WHAT YOU WILL DO – Copy out all lines of the records in which the word "LAIT" appears.
--------------------------------
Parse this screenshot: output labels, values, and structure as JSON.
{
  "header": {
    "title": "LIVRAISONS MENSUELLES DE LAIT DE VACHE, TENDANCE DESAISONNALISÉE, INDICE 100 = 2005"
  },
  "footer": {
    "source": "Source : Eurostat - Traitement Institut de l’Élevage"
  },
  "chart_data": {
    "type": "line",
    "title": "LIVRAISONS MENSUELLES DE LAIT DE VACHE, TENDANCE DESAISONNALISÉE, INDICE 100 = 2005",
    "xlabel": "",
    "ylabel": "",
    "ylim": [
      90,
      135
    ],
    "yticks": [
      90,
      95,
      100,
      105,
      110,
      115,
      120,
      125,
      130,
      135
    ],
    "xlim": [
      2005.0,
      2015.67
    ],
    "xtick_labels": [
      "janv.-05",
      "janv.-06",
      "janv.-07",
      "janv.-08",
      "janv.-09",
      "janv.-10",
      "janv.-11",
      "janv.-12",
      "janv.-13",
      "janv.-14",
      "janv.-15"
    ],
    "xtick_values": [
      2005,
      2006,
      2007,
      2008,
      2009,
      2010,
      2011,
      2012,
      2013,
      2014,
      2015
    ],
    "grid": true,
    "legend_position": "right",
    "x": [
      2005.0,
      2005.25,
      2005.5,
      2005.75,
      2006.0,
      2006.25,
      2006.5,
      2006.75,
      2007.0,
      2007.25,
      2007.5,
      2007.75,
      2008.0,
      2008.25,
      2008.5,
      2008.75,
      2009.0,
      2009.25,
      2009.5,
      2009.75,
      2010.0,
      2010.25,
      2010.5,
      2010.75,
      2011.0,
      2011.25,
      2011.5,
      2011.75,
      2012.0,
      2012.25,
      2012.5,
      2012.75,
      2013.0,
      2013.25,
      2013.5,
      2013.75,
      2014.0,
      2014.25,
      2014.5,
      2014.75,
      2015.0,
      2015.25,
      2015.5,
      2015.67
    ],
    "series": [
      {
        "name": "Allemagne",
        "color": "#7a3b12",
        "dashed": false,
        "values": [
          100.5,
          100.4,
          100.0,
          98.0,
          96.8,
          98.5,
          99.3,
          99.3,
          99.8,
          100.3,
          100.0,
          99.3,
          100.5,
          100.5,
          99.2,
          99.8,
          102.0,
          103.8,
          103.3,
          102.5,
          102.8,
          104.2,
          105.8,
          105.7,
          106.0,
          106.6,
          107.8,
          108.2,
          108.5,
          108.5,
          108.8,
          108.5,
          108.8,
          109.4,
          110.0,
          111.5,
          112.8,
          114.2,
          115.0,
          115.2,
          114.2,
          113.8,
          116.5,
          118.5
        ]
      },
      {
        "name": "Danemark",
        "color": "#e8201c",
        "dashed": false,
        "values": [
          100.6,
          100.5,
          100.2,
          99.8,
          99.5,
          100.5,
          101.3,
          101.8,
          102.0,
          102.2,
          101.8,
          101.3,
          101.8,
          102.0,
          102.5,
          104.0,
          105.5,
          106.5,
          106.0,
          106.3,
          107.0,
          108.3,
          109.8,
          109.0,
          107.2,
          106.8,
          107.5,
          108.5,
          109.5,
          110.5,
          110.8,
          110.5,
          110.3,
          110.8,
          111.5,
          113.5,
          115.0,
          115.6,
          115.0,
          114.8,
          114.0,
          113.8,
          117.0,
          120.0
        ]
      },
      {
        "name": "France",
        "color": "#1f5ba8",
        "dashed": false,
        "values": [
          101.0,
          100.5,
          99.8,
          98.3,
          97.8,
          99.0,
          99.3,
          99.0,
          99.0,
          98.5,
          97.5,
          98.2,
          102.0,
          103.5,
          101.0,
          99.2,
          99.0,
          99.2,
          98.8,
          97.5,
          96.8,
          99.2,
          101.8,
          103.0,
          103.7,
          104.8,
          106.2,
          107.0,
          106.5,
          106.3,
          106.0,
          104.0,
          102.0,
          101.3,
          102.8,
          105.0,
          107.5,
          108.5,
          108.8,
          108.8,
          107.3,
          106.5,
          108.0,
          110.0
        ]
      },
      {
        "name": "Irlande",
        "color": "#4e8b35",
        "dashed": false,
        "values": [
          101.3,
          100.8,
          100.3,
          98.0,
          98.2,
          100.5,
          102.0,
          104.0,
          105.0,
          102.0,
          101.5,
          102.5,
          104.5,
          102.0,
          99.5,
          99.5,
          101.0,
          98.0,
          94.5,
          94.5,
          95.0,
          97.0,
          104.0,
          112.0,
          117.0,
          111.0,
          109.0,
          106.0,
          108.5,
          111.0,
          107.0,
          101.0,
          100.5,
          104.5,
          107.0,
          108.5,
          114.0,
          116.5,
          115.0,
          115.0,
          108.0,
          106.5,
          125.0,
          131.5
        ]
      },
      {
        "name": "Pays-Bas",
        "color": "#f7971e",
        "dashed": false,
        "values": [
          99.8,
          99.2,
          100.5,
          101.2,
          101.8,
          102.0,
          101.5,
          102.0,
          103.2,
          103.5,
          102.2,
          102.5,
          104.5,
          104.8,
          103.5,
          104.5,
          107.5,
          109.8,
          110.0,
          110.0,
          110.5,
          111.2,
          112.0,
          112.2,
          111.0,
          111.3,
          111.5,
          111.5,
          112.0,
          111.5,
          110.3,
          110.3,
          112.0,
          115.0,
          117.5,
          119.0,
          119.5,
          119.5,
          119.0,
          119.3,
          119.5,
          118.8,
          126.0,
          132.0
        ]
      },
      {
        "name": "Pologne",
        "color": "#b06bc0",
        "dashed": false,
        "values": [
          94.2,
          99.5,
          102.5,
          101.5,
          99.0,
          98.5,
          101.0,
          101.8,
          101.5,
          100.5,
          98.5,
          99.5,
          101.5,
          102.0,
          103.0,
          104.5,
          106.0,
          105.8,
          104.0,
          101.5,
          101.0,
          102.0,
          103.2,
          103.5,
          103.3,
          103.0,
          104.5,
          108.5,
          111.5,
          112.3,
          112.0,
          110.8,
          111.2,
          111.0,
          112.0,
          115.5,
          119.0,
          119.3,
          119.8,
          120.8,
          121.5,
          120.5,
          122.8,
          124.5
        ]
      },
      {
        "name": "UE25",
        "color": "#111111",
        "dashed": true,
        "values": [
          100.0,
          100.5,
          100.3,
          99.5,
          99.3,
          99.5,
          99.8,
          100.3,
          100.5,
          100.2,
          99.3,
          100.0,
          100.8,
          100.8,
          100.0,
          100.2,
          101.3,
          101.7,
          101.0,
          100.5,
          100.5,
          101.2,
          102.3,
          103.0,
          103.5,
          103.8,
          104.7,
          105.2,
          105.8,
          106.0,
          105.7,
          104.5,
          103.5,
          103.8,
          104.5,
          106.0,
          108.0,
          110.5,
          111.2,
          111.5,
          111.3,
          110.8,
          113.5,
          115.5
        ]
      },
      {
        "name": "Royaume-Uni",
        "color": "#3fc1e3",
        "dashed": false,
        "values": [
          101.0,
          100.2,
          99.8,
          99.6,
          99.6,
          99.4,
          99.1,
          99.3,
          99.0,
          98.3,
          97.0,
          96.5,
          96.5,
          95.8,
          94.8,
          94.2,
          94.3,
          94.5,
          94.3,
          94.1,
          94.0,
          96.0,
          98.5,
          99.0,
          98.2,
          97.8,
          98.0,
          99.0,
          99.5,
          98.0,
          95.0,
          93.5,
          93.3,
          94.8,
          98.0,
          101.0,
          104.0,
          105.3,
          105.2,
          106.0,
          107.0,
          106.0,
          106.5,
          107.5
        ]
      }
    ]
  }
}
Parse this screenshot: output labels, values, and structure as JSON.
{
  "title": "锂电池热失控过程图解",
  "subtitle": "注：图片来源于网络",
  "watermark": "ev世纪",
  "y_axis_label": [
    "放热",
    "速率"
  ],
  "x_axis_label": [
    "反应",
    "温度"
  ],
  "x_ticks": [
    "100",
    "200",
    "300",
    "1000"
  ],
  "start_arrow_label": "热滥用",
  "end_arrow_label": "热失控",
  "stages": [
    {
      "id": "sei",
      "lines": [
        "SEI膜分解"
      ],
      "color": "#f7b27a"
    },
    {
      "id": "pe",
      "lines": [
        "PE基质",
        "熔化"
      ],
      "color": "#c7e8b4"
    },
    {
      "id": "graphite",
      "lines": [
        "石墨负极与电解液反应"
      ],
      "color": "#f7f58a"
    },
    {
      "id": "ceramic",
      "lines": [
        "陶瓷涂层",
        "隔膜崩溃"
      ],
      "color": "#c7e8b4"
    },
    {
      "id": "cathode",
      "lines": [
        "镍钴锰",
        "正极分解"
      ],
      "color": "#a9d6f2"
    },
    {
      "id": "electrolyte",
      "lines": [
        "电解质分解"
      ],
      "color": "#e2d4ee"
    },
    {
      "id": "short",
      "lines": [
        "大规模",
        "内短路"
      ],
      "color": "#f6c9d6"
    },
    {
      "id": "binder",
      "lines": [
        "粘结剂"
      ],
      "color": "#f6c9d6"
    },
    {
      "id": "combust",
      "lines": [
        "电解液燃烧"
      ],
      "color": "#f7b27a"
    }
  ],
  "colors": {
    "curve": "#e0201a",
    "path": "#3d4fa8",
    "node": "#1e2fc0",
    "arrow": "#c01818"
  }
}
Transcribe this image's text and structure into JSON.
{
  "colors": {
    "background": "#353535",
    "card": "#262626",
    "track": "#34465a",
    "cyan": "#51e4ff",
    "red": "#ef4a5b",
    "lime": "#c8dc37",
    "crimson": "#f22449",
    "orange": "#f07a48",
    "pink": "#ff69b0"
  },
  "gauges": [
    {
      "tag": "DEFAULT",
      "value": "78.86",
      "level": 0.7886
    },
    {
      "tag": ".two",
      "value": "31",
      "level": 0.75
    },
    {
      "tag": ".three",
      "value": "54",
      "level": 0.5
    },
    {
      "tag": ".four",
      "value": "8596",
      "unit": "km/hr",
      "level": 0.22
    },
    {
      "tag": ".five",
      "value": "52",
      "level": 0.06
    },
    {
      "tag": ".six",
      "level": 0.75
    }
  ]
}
--------------------------------
TASK RESPONSE –
    "title": "LIVRAISONS MENSUELLES DE LAIT DE VACHE, TENDANCE DESAISONNALISÉE, INDICE 100 = 2005"
    "title": "LIVRAISONS MENSUELLES DE LAIT DE VACHE, TENDANCE DESAISONNALISÉE, INDICE 100 = 2005",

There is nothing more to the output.